Lines of data:
──────────────────────────────

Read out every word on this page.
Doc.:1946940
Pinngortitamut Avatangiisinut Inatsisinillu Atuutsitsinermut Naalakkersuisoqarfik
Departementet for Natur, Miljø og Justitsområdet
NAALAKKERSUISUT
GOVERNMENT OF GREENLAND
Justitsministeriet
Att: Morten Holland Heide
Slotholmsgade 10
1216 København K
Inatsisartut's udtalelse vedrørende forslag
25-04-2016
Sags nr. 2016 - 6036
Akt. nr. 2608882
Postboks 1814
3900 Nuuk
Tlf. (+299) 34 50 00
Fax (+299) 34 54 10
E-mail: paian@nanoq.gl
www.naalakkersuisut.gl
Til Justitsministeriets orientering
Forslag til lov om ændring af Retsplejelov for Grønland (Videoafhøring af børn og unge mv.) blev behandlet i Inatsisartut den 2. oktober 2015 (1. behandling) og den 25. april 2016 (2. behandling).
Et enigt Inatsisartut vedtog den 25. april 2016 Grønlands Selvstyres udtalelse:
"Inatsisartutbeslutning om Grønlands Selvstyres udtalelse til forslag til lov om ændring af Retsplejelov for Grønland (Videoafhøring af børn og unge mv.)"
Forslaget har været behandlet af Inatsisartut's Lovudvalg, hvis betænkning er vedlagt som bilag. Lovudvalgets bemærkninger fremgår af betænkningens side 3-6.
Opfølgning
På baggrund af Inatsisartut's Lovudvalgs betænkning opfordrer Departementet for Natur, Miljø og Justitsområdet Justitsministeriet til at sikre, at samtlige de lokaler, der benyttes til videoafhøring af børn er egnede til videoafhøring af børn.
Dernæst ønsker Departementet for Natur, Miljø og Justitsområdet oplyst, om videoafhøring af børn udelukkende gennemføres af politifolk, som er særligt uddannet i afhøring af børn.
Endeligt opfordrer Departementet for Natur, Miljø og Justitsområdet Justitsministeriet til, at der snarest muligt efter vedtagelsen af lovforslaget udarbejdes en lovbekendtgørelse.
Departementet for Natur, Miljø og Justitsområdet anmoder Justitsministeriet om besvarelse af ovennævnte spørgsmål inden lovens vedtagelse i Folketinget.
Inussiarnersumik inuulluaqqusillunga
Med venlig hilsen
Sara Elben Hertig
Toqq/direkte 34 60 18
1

──────────────────────────────

■ Exercise directions
Show all lines from the data above in which the word "april" appears.

■ Correct result
Forslag til lov om ændring af Retsplejelov for Grønland (Videoafhøring af børn og unge mv.) blev behandlet i Inatsisartut den 2. oktober 2015 (1. behandling) og den 25. april 2016 (2. behandling).
Et enigt Inatsisartut vedtog den 25. april 2016 Grønlands Selvstyres udtalelse:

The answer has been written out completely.